Problem statement:
Your task is to output all the records below, word for word.

Record list:
★ ★ ★ ★ ★ ★ ★
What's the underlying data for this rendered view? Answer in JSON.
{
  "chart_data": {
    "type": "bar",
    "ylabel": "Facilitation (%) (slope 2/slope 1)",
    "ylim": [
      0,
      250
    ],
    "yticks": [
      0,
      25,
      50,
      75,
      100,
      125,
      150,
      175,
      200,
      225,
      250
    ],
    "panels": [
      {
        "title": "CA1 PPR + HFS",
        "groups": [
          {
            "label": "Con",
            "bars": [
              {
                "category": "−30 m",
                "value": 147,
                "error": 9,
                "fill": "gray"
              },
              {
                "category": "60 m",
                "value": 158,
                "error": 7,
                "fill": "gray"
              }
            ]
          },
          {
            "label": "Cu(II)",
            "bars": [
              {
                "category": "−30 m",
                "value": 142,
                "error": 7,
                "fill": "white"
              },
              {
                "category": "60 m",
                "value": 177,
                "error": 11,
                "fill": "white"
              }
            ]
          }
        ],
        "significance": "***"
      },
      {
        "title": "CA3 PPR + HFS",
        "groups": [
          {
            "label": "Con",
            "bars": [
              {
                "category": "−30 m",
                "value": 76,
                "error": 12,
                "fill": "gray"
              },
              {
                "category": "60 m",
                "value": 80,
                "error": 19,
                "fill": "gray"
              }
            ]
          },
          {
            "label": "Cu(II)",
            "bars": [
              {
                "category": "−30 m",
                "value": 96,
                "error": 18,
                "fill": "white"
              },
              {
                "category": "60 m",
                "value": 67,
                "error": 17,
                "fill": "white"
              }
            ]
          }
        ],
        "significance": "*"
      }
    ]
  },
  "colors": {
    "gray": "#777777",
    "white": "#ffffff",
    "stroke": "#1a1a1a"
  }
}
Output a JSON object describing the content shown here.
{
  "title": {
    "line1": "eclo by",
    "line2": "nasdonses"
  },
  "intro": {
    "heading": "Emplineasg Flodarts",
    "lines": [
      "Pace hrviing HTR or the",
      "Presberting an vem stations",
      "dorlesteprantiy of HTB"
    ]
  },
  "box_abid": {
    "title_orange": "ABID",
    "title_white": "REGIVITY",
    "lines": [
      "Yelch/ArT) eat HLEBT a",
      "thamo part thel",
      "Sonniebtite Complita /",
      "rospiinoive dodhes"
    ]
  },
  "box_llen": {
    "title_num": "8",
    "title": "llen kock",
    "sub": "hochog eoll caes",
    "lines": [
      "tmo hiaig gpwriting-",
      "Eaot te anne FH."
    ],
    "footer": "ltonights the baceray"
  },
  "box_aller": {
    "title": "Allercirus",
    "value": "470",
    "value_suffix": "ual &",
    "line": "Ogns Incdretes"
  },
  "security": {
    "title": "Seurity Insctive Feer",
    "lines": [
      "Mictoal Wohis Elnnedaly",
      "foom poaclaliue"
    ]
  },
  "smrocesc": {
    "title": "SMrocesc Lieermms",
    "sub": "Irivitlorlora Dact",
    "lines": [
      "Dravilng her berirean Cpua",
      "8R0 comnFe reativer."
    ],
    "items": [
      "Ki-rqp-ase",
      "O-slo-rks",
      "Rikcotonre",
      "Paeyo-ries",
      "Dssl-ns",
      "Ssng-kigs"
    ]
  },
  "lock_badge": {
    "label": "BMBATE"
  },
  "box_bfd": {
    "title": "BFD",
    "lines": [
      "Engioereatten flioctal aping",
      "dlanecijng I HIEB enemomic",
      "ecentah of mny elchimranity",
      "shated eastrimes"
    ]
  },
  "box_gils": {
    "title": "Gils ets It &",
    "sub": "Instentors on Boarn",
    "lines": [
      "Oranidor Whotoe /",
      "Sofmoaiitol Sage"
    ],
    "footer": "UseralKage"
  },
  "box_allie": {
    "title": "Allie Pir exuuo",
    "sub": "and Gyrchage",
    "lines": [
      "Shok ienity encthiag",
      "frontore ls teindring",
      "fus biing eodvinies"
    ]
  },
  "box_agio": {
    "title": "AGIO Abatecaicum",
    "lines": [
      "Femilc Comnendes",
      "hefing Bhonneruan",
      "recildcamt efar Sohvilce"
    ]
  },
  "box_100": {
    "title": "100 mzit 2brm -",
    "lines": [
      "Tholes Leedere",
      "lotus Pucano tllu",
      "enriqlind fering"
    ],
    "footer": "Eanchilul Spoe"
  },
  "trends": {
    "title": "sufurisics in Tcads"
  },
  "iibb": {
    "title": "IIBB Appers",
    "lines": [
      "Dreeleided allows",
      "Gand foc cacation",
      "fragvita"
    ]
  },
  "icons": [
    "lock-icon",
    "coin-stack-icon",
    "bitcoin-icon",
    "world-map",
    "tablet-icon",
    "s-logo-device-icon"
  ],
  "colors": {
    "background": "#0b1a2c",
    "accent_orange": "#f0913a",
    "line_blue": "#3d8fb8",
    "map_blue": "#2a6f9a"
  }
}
★ ★ ★ ★ ★ ★ ★
Answer:
What's the underlying data for this rendered view? Answer in JSON.
{
  "chart_data": {
    "type": "bar",
    "ylabel": "Facilitation (%) (slope 2/slope 1)",
    "ylim": [
      0,
      250
    ],
    "yticks": [
      0,
      25,
      50,
      75,
      100,
      125,
      150,
      175,
      200,
      225,
      250
    ],
    "panels": [
      {
        "title": "CA1 PPR + HFS",
        "groups": [
          {
            "label": "Con",
            "bars": [
              {
                "category": "−30 m",
                "value": 147,
                "error": 9,
                "fill": "gray"
              },
              {
                "category": "60 m",
                "value": 158,
                "error": 7,
                "fill": "gray"
              }
            ]
          },
          {
            "label": "Cu(II)",
            "bars": [
              {
                "category": "−30 m",
                "value": 142,
                "error": 7,
                "fill": "white"
              },
              {
                "category": "60 m",
                "value": 177,
                "error": 11,
                "fill": "white"
              }
            ]
          }
        ],
        "significance": "***"
      },
      {
        "title": "CA3 PPR + HFS",
        "groups": [
          {
            "label": "Con",
            "bars": [
              {
                "category": "−30 m",
                "value": 76,
                "error": 12,
                "fill": "gray"
              },
              {
                "category": "60 m",
                "value": 80,
                "error": 19,
                "fill": "gray"
              }
            ]
          },
          {
            "label": "Cu(II)",
            "bars": [
              {
                "category": "−30 m",
                "value": 96,
                "error": 18,
                "fill": "white"
              },
              {
                "category": "60 m",
                "value": 67,
                "error": 17,
                "fill": "white"
              }
            ]
          }
        ],
        "significance": "*"
      }
    ]
  },
  "colors": {
    "gray": "#777777",
    "white": "#ffffff",
    "stroke": "#1a1a1a"
  }
}
Output a JSON object describing the content shown here.
{
  "title": {
    "line1": "eclo by",
    "line2": "nasdonses"
  },
  "intro": {
    "heading": "Emplineasg Flodarts",
    "lines": [
      "Pace hrviing HTR or the",
      "Presberting an vem stations",
      "dorlesteprantiy of HTB"
    ]
  },
  "box_abid": {
    "title_orange": "ABID",
    "title_white": "REGIVITY",
    "lines": [
      "Yelch/ArT) eat HLEBT a",
      "thamo part thel",
      "Sonniebtite Complita /",
      "rospiinoive dodhes"
    ]
  },
  "box_llen": {
    "title_num": "8",
    "title": "llen kock",
    "sub": "hochog eoll caes",
    "lines": [
      "tmo hiaig gpwriting-",
      "Eaot te anne FH."
    ],
    "footer": "ltonights the baceray"
  },
  "box_aller": {
    "title": "Allercirus",
    "value": "470",
    "value_suffix": "ual &",
    "line": "Ogns Incdretes"
  },
  "security": {
    "title": "Seurity Insctive Feer",
    "lines": [
      "Mictoal Wohis Elnnedaly",
      "foom poaclaliue"
    ]
  },
  "smrocesc": {
    "title": "SMrocesc Lieermms",
    "sub": "Irivitlorlora Dact",
    "lines": [
      "Dravilng her berirean Cpua",
      "8R0 comnFe reativer."
    ],
    "items": [
      "Ki-rqp-ase",
      "O-slo-rks",
      "Rikcotonre",
      "Paeyo-ries",
      "Dssl-ns",
      "Ssng-kigs"
    ]
  },
  "lock_badge": {
    "label": "BMBATE"
  },
  "box_bfd": {
    "title": "BFD",
    "lines": [
      "Engioereatten flioctal aping",
      "dlanecijng I HIEB enemomic",
      "ecentah of mny elchimranity",
      "shated eastrimes"
    ]
  },
  "box_gils": {
    "title": "Gils ets It &",
    "sub": "Instentors on Boarn",
    "lines": [
      "Oranidor Whotoe /",
      "Sofmoaiitol Sage"
    ],
    "footer": "UseralKage"
  },
  "box_allie": {
    "title": "Allie Pir exuuo",
    "sub": "and Gyrchage",
    "lines": [
      "Shok ienity encthiag",
      "frontore ls teindring",
      "fus biing eodvinies"
    ]
  },
  "box_agio": {
    "title": "AGIO Abatecaicum",
    "lines": [
      "Femilc Comnendes",
      "hefing Bhonneruan",
      "recildcamt efar Sohvilce"
    ]
  },
  "box_100": {
    "title": "100 mzit 2brm -",
    "lines": [
      "Tholes Leedere",
      "lotus Pucano tllu",
      "enriqlind fering"
    ],
    "footer": "Eanchilul Spoe"
  },
  "trends": {
    "title": "sufurisics in Tcads"
  },
  "iibb": {
    "title": "IIBB Appers",
    "lines": [
      "Dreeleided allows",
      "Gand foc cacation",
      "fragvita"
    ]
  },
  "icons": [
    "lock-icon",
    "coin-stack-icon",
    "bitcoin-icon",
    "world-map",
    "tablet-icon",
    "s-logo-device-icon"
  ],
  "colors": {
    "background": "#0b1a2c",
    "accent_orange": "#f0913a",
    "line_blue": "#3d8fb8",
    "map_blue": "#2a6f9a"
  }
}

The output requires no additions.